--- Job 1 ---
Do the following statements agree with the forum thread on G&G ebony plugs? For each, answer yes or no and quote the deciding words from the thread.
(a) jmartel says the ebony traditionally sits flush with the surface.
(b) Woodbum found William Ng's method easier than making chamfered plugs.
(c) lateralus819 plans to sand the plug edges after the drill.
--- Job 2 ---
In the forum thread on G&G ebony plugs, whose video on making the plugs does ChuckC recommend?
--- Job 3 ---
Can you summarize the forum thread on G&G ebony plugs in two sentences?

--- Source ---
:::::

# G&G Ebony plugs. Anyone done em?



## lateralus819 (Mar 24, 2013)

I've got all my mortises cut for them and the stock milled. I'm curious if the 3/16"/1/4" is of sufficient depth for these?

Also I see some that protrude a touch and some that appear to be flush with the face. Thoughts?


----------



## jmartel (Jul 6, 2012)

Traditionally with G&G stuff, the ebony is proud of the surface, and pillowed rather than straight edges.


----------



## lateralus819 (Mar 24, 2013)

Yeah I figured it was proud. I guess everyone does it different.


----------



## ChuckC (May 13, 2010)

it's always proud with G&G.
William Ng has an excellent video on making the plugs.


----------



## Woodbum (Jan 3, 2010)

Always slightly proud. + 1 on the Wm Ng video. I have done them both pillowed and chamfered on the four surfaces and Wm's method is so much easier than the chamfered ones.


----------



## lateralus819 (Mar 24, 2013)

In Ng' video he claims after the 800 with the drill to just sand the edges to relieve the radius.

He says it is so slight it doesnt take much, but it appears a pretty hefty radius to just "take a few swipes".

I'll probably use them fresh off the drill without doing it as it seems like too much extra work lol.


----------

:::::

--- Data records ---
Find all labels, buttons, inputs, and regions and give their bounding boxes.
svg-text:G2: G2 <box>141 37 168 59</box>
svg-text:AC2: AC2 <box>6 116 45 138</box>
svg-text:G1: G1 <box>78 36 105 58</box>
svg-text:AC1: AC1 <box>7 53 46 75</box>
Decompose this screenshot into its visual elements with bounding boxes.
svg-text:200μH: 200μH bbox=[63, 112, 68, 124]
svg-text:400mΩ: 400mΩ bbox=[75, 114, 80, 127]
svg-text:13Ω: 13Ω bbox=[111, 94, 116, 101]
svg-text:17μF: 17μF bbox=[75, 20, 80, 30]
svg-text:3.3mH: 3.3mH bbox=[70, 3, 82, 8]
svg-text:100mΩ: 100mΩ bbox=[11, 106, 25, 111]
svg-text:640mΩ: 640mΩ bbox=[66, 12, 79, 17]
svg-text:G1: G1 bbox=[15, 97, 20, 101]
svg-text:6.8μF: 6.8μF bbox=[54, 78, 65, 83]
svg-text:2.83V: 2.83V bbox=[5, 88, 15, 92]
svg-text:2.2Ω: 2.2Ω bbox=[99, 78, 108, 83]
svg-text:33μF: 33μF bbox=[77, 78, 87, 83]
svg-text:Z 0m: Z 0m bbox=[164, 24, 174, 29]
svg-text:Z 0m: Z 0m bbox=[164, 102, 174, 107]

:::::

--- Task output 1 ---
(a) No: "Traditionally with G&G stuff, the ebony is proud of the surface, and pillowed rather than straight edges."
(b) Yes: "Wm's method is so much easier than the chamfered ones."
(c) No: "I'll probably use them fresh off the drill without doing it as it seems like too much extra work lol."

--- Task output 2 ---
William Ng's.

--- Task output 3 ---
A woodworker who has cut the mortises and milled the stock for G&G ebony plugs asks whether 3/16" or 1/4" is deep enough and whether the plugs should protrude or sit flush. Replies say the plugs are traditionally proud and pillowed and recommend William Ng's video, and the original poster says he will probably use them fresh off the drill rather than sanding the edges.